▶ MATERIAL PROVIDED:

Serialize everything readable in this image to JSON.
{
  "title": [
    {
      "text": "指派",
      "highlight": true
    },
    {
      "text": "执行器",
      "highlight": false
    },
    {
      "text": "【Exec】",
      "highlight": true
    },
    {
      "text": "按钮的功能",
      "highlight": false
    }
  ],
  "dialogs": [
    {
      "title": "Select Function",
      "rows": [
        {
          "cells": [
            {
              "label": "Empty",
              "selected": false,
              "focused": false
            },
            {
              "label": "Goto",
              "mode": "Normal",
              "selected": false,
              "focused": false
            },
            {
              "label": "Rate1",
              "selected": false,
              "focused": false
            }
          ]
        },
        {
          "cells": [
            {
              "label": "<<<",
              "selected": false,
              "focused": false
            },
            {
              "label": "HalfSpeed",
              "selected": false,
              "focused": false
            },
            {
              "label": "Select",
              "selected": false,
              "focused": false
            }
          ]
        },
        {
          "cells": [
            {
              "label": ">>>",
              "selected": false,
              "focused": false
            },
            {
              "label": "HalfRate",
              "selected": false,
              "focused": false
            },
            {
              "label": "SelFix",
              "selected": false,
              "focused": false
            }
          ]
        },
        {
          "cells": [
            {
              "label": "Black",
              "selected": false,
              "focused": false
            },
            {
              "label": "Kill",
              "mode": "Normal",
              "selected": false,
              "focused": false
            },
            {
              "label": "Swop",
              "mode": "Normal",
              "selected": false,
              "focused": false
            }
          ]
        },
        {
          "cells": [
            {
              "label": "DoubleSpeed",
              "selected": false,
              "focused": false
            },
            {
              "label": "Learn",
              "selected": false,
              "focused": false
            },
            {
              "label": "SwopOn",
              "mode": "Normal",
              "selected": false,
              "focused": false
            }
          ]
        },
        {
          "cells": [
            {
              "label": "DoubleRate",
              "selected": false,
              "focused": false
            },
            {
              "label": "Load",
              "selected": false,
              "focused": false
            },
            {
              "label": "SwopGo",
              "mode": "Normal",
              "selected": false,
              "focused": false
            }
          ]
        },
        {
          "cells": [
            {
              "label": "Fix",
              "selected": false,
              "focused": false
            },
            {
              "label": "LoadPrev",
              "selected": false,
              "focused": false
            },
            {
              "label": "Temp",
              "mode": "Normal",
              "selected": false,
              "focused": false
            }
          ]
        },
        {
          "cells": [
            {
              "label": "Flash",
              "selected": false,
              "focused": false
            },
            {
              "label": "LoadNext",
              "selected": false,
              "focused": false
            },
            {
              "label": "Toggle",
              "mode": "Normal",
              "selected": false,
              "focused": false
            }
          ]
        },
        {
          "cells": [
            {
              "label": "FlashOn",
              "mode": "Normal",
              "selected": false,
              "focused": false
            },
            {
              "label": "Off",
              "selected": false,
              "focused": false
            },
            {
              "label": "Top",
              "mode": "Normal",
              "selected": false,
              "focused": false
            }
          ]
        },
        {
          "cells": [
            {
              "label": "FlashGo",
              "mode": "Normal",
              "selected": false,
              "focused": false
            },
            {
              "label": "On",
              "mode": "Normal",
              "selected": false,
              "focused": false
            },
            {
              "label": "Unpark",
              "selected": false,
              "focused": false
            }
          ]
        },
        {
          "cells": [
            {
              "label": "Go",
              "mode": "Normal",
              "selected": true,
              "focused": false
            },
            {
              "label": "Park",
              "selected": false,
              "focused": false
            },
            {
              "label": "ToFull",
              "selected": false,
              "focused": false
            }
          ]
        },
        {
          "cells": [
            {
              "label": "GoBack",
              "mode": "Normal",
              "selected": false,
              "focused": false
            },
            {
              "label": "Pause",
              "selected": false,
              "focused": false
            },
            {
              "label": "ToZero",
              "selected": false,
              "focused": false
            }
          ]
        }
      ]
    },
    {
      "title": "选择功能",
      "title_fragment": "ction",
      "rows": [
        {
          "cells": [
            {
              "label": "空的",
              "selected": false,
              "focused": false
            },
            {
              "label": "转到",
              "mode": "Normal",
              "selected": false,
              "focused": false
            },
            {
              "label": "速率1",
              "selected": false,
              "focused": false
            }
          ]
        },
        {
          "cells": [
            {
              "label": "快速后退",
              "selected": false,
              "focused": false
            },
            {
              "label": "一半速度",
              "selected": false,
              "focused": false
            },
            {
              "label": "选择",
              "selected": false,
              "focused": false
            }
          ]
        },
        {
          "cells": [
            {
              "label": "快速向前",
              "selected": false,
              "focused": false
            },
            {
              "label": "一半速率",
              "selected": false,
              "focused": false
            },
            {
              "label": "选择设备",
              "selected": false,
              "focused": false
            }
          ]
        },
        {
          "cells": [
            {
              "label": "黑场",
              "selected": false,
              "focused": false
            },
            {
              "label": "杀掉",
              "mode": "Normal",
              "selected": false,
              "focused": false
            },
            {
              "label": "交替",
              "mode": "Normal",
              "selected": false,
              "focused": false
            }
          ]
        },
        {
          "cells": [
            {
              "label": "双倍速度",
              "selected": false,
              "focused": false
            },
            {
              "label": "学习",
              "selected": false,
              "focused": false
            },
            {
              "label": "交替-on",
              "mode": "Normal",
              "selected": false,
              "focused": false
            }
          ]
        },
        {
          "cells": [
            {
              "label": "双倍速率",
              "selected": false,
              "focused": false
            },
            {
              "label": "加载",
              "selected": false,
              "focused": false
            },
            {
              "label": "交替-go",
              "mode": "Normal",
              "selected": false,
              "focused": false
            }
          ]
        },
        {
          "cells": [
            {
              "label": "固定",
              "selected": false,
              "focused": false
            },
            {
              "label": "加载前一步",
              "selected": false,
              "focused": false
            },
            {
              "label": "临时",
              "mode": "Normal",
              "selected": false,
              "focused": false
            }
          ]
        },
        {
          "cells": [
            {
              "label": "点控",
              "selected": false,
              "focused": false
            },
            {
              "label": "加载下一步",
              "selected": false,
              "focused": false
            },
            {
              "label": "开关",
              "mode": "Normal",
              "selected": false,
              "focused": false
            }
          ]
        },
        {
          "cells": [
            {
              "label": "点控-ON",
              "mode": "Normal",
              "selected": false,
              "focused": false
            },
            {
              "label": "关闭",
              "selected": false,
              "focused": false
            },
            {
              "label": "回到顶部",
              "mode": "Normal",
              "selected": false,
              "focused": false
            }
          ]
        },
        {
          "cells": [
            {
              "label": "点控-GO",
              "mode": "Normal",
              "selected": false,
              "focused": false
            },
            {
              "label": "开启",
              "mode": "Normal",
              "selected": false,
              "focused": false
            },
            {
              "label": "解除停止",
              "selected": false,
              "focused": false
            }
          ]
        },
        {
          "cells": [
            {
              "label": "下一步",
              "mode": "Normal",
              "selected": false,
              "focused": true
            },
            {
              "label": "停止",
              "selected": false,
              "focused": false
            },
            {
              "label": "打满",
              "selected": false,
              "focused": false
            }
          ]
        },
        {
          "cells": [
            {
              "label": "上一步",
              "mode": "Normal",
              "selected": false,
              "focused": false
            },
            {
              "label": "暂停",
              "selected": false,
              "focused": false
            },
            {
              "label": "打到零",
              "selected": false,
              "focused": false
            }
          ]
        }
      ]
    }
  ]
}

▶ SHORT TASK: Return only the number of lines in the data that contain "text".

▶ FULL OUTPUT: 4